### Exercise
Count how many of the lines below contain the string "FancyBboxPatch", matching case exactly, and reply with only that number.

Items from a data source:
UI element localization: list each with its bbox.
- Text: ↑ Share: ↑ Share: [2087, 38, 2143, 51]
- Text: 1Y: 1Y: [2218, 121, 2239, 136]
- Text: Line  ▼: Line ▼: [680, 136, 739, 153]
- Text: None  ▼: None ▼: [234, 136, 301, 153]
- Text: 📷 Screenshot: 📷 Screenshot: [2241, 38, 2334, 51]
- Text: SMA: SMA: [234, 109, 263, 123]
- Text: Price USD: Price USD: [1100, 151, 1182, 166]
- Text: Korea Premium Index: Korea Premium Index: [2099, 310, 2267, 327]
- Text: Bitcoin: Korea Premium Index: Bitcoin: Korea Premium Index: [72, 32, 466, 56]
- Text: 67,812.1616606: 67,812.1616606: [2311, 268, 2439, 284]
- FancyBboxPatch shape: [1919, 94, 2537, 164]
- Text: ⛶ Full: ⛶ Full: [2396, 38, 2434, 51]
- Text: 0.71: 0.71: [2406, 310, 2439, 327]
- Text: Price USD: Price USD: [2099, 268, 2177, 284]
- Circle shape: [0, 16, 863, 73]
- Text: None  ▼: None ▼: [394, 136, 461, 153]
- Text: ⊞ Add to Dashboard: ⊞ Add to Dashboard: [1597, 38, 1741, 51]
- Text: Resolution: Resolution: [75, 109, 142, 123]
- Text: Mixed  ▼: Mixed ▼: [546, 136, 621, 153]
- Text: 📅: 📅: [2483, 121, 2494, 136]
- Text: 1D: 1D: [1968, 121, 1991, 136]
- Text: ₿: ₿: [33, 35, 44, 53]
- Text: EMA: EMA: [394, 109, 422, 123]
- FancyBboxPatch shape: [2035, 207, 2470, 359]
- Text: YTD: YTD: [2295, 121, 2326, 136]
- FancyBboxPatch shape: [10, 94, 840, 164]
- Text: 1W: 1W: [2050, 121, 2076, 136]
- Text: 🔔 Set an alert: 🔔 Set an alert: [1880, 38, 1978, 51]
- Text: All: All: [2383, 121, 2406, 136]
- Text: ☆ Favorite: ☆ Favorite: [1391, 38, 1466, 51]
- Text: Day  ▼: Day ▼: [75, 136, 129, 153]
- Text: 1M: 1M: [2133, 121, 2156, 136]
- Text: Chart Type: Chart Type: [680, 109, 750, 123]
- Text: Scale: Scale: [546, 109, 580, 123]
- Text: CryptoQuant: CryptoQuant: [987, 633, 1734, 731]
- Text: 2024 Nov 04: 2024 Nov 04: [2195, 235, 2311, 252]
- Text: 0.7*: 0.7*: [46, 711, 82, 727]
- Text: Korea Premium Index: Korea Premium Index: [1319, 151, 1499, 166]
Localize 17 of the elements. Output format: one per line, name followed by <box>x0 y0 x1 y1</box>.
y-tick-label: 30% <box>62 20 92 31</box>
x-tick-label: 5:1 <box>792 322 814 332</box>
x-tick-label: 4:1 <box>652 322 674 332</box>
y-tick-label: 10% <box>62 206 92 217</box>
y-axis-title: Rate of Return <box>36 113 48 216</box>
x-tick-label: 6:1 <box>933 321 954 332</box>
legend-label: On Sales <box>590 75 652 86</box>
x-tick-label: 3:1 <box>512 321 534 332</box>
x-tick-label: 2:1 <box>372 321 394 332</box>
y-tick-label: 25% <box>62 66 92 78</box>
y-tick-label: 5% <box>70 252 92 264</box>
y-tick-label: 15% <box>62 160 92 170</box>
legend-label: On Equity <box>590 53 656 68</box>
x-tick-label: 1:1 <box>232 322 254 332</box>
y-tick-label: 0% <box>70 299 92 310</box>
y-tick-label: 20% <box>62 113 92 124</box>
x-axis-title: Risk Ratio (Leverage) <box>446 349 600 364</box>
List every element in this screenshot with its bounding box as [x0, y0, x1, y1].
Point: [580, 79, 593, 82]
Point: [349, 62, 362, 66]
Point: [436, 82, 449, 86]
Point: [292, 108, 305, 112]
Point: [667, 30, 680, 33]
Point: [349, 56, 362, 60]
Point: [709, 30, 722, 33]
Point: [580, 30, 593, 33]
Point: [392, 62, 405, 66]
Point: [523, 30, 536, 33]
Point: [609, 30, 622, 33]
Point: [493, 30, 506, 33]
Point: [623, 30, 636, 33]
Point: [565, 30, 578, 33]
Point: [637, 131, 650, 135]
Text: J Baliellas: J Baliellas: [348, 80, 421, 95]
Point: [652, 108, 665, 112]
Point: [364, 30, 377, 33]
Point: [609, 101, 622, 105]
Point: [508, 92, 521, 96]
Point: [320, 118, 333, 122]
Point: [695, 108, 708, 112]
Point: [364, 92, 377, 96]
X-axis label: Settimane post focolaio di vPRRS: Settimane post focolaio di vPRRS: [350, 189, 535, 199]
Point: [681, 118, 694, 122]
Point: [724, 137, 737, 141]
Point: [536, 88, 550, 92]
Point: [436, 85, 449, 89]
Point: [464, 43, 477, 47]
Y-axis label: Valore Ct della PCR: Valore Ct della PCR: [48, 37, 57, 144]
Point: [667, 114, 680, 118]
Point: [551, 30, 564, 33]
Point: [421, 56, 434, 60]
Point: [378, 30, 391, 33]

### Solution to the exercise
3